• Task directions: Can you transcribe every record below exactly as it appears?

####

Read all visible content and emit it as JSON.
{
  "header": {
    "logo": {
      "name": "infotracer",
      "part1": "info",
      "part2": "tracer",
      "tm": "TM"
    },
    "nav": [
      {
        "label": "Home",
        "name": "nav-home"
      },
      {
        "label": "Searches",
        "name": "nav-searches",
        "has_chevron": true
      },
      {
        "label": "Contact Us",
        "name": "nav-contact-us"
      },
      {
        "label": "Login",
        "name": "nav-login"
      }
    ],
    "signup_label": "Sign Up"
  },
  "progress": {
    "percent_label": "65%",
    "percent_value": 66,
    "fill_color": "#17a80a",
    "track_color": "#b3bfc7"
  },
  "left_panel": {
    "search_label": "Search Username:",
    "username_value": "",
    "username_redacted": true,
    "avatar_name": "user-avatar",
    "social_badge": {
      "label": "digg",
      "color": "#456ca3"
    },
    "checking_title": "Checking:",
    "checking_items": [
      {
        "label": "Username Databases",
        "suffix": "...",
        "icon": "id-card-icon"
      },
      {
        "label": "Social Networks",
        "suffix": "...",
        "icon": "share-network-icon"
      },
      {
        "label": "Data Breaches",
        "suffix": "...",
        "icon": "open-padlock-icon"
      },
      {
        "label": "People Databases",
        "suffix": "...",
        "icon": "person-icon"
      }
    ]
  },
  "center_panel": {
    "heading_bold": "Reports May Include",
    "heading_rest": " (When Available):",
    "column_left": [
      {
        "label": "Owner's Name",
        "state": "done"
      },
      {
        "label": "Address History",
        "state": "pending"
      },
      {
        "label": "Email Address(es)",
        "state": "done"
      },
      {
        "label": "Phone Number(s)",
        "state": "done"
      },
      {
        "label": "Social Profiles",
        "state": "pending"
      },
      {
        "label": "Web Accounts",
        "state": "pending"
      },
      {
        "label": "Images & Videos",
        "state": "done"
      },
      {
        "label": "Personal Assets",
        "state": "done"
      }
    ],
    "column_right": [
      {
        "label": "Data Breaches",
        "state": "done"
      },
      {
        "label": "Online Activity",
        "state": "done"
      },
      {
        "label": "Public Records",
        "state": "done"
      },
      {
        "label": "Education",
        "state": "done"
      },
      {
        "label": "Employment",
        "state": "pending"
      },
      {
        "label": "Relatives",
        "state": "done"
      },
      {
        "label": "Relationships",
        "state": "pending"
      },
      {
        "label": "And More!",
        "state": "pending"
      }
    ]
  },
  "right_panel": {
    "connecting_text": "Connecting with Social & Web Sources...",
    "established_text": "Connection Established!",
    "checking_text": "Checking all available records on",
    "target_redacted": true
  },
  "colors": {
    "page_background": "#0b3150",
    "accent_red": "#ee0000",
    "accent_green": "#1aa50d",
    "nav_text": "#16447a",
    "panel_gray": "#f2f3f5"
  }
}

####

• Reply to the task:
Read all visible content and emit it as JSON.
{
  "header": {
    "logo": {
      "name": "infotracer",
      "part1": "info",
      "part2": "tracer",
      "tm": "TM"
    },
    "nav": [
      {
        "label": "Home",
        "name": "nav-home"
      },
      {
        "label": "Searches",
        "name": "nav-searches",
        "has_chevron": true
      },
      {
        "label": "Contact Us",
        "name": "nav-contact-us"
      },
      {
        "label": "Login",
        "name": "nav-login"
      }
    ],
    "signup_label": "Sign Up"
  },
  "progress": {
    "percent_label": "65%",
    "percent_value": 66,
    "fill_color": "#17a80a",
    "track_color": "#b3bfc7"
  },
  "left_panel": {
    "search_label": "Search Username:",
    "username_value": "",
    "username_redacted": true,
    "avatar_name": "user-avatar",
    "social_badge": {
      "label": "digg",
      "color": "#456ca3"
    },
    "checking_title": "Checking:",
    "checking_items": [
      {
        "label": "Username Databases",
        "suffix": "...",
        "icon": "id-card-icon"
      },
      {
        "label": "Social Networks",
        "suffix": "...",
        "icon": "share-network-icon"
      },
      {
        "label": "Data Breaches",
        "suffix": "...",
        "icon": "open-padlock-icon"
      },
      {
        "label": "People Databases",
        "suffix": "...",
        "icon": "person-icon"
      }
    ]
  },
  "center_panel": {
    "heading_bold": "Reports May Include",
    "heading_rest": " (When Available):",
    "column_left": [
      {
        "label": "Owner's Name",
        "state": "done"
      },
      {
        "label": "Address History",
        "state": "pending"
      },
      {
        "label": "Email Address(es)",
        "state": "done"
      },
      {
        "label": "Phone Number(s)",
        "state": "done"
      },
      {
        "label": "Social Profiles",
        "state": "pending"
      },
      {
        "label": "Web Accounts",
        "state": "pending"
      },
      {
        "label": "Images & Videos",
        "state": "done"
      },
      {
        "label": "Personal Assets",
        "state": "done"
      }
    ],
    "column_right": [
      {
        "label": "Data Breaches",
        "state": "done"
      },
      {
        "label": "Online Activity",
        "state": "done"
      },
      {
        "label": "Public Records",
        "state": "done"
      },
      {
        "label": "Education",
        "state": "done"
      },
      {
        "label": "Employment",
        "state": "pending"
      },
      {
        "label": "Relatives",
        "state": "done"
      },
      {
        "label": "Relationships",
        "state": "pending"
      },
      {
        "label": "And More!",
        "state": "pending"
      }
    ]
  },
  "right_panel": {
    "connecting_text": "Connecting with Social & Web Sources...",
    "established_text": "Connection Established!",
    "checking_text": "Checking all available records on",
    "target_redacted": true
  },
  "colors": {
    "page_background": "#0b3150",
    "accent_red": "#ee0000",
    "accent_green": "#1aa50d",
    "nav_text": "#16447a",
    "panel_gray": "#f2f3f5"
  }
}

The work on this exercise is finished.